#### [TASK PROMPT]
Copy out all of the data below with no alterations.

#### [EXERCISE INPUTS]
- - -

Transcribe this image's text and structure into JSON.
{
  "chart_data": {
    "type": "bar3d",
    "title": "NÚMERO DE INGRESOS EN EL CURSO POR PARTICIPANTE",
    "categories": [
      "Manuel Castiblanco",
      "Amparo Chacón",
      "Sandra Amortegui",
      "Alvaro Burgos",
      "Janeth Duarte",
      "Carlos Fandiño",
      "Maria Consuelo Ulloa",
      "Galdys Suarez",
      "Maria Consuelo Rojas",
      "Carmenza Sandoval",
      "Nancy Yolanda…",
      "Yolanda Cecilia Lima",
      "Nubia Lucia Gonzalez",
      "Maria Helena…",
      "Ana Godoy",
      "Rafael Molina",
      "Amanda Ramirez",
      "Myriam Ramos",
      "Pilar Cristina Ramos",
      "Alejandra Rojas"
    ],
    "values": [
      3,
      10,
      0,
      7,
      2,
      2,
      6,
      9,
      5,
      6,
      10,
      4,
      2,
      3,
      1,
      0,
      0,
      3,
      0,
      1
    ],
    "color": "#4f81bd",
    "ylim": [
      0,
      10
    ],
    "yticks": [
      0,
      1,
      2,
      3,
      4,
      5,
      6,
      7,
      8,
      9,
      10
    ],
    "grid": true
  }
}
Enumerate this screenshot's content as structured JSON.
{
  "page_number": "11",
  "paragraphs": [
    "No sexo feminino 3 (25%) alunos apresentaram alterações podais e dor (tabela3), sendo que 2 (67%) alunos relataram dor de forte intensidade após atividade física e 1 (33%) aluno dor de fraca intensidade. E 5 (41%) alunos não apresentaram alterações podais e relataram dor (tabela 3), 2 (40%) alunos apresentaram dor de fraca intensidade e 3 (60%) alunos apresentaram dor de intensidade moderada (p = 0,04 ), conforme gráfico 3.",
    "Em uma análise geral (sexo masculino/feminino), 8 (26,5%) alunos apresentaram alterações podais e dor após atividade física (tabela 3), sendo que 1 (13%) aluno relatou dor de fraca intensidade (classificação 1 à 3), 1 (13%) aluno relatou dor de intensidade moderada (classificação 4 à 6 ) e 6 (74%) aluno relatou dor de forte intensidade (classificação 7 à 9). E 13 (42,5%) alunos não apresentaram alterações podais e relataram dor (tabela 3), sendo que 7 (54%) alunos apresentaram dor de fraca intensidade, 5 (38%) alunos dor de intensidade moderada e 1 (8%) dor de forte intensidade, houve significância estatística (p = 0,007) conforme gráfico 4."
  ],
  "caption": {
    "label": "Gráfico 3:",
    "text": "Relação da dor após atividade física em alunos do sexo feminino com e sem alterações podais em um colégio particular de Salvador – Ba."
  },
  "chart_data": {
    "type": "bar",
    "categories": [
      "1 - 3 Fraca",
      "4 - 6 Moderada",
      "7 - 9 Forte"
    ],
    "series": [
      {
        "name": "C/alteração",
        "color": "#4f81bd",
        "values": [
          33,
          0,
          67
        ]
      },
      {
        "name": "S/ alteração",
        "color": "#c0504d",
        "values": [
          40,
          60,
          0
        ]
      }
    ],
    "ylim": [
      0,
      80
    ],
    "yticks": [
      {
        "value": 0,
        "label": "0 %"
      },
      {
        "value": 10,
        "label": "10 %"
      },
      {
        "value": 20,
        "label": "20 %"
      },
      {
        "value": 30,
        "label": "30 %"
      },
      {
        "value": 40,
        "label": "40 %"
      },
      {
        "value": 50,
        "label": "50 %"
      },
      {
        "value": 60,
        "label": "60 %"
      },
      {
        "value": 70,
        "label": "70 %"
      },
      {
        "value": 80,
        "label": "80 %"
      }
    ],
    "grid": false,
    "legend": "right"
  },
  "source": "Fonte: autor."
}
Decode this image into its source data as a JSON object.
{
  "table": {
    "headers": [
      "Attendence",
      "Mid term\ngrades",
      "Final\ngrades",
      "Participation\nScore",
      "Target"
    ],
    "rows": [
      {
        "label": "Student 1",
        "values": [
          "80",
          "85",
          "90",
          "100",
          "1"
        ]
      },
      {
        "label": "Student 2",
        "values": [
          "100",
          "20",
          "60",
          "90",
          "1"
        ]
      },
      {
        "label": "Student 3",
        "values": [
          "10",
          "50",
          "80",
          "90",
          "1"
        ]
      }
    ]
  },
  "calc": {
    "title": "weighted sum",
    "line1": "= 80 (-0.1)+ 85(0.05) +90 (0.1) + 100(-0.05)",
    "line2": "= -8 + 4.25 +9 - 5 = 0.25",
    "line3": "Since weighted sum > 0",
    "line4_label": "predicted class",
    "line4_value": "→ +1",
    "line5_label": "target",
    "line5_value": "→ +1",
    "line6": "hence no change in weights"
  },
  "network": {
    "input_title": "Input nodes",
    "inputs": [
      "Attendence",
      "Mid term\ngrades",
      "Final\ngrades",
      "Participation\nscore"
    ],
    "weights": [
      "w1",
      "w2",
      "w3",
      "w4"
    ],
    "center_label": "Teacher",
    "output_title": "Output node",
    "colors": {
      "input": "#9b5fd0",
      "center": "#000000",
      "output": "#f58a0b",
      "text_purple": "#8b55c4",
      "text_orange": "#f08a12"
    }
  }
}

- - -

#### [REPLY]
Transcribe this image's text and structure into JSON.
{
  "chart_data": {
    "type": "bar3d",
    "title": "NÚMERO DE INGRESOS EN EL CURSO POR PARTICIPANTE",
    "categories": [
      "Manuel Castiblanco",
      "Amparo Chacón",
      "Sandra Amortegui",
      "Alvaro Burgos",
      "Janeth Duarte",
      "Carlos Fandiño",
      "Maria Consuelo Ulloa",
      "Galdys Suarez",
      "Maria Consuelo Rojas",
      "Carmenza Sandoval",
      "Nancy Yolanda…",
      "Yolanda Cecilia Lima",
      "Nubia Lucia Gonzalez",
      "Maria Helena…",
      "Ana Godoy",
      "Rafael Molina",
      "Amanda Ramirez",
      "Myriam Ramos",
      "Pilar Cristina Ramos",
      "Alejandra Rojas"
    ],
    "values": [
      3,
      10,
      0,
      7,
      2,
      2,
      6,
      9,
      5,
      6,
      10,
      4,
      2,
      3,
      1,
      0,
      0,
      3,
      0,
      1
    ],
    "color": "#4f81bd",
    "ylim": [
      0,
      10
    ],
    "yticks": [
      0,
      1,
      2,
      3,
      4,
      5,
      6,
      7,
      8,
      9,
      10
    ],
    "grid": true
  }
}
Enumerate this screenshot's content as structured JSON.
{
  "page_number": "11",
  "paragraphs": [
    "No sexo feminino 3 (25%) alunos apresentaram alterações podais e dor (tabela3), sendo que 2 (67%) alunos relataram dor de forte intensidade após atividade física e 1 (33%) aluno dor de fraca intensidade. E 5 (41%) alunos não apresentaram alterações podais e relataram dor (tabela 3), 2 (40%) alunos apresentaram dor de fraca intensidade e 3 (60%) alunos apresentaram dor de intensidade moderada (p = 0,04 ), conforme gráfico 3.",
    "Em uma análise geral (sexo masculino/feminino), 8 (26,5%) alunos apresentaram alterações podais e dor após atividade física (tabela 3), sendo que 1 (13%) aluno relatou dor de fraca intensidade (classificação 1 à 3), 1 (13%) aluno relatou dor de intensidade moderada (classificação 4 à 6 ) e 6 (74%) aluno relatou dor de forte intensidade (classificação 7 à 9). E 13 (42,5%) alunos não apresentaram alterações podais e relataram dor (tabela 3), sendo que 7 (54%) alunos apresentaram dor de fraca intensidade, 5 (38%) alunos dor de intensidade moderada e 1 (8%) dor de forte intensidade, houve significância estatística (p = 0,007) conforme gráfico 4."
  ],
  "caption": {
    "label": "Gráfico 3:",
    "text": "Relação da dor após atividade física em alunos do sexo feminino com e sem alterações podais em um colégio particular de Salvador – Ba."
  },
  "chart_data": {
    "type": "bar",
    "categories": [
      "1 - 3 Fraca",
      "4 - 6 Moderada",
      "7 - 9 Forte"
    ],
    "series": [
      {
        "name": "C/alteração",
        "color": "#4f81bd",
        "values": [
          33,
          0,
          67
        ]
      },
      {
        "name": "S/ alteração",
        "color": "#c0504d",
        "values": [
          40,
          60,
          0
        ]
      }
    ],
    "ylim": [
      0,
      80
    ],
    "yticks": [
      {
        "value": 0,
        "label": "0 %"
      },
      {
        "value": 10,
        "label": "10 %"
      },
      {
        "value": 20,
        "label": "20 %"
      },
      {
        "value": 30,
        "label": "30 %"
      },
      {
        "value": 40,
        "label": "40 %"
      },
      {
        "value": 50,
        "label": "50 %"
      },
      {
        "value": 60,
        "label": "60 %"
      },
      {
        "value": 70,
        "label": "70 %"
      },
      {
        "value": 80,
        "label": "80 %"
      }
    ],
    "grid": false,
    "legend": "right"
  },
  "source": "Fonte: autor."
}
Decode this image into its source data as a JSON object.
{
  "table": {
    "headers": [
      "Attendence",
      "Mid term\ngrades",
      "Final\ngrades",
      "Participation\nScore",
      "Target"
    ],
    "rows": [
      {
        "label": "Student 1",
        "values": [
          "80",
          "85",
          "90",
          "100",
          "1"
        ]
      },
      {
        "label": "Student 2",
        "values": [
          "100",
          "20",
          "60",
          "90",
          "1"
        ]
      },
      {
        "label": "Student 3",
        "values": [
          "10",
          "50",
          "80",
          "90",
          "1"
        ]
      }
    ]
  },
  "calc": {
    "title": "weighted sum",
    "line1": "= 80 (-0.1)+ 85(0.05) +90 (0.1) + 100(-0.05)",
    "line2": "= -8 + 4.25 +9 - 5 = 0.25",
    "line3": "Since weighted sum > 0",
    "line4_label": "predicted class",
    "line4_value": "→ +1",
    "line5_label": "target",
    "line5_value": "→ +1",
    "line6": "hence no change in weights"
  },
  "network": {
    "input_title": "Input nodes",
    "inputs": [
      "Attendence",
      "Mid term\ngrades",
      "Final\ngrades",
      "Participation\nscore"
    ],
    "weights": [
      "w1",
      "w2",
      "w3",
      "w4"
    ],
    "center_label": "Teacher",
    "output_title": "Output node",
    "colors": {
      "input": "#9b5fd0",
      "center": "#000000",
      "output": "#f58a0b",
      "text_purple": "#8b55c4",
      "text_orange": "#f08a12"
    }
  }
}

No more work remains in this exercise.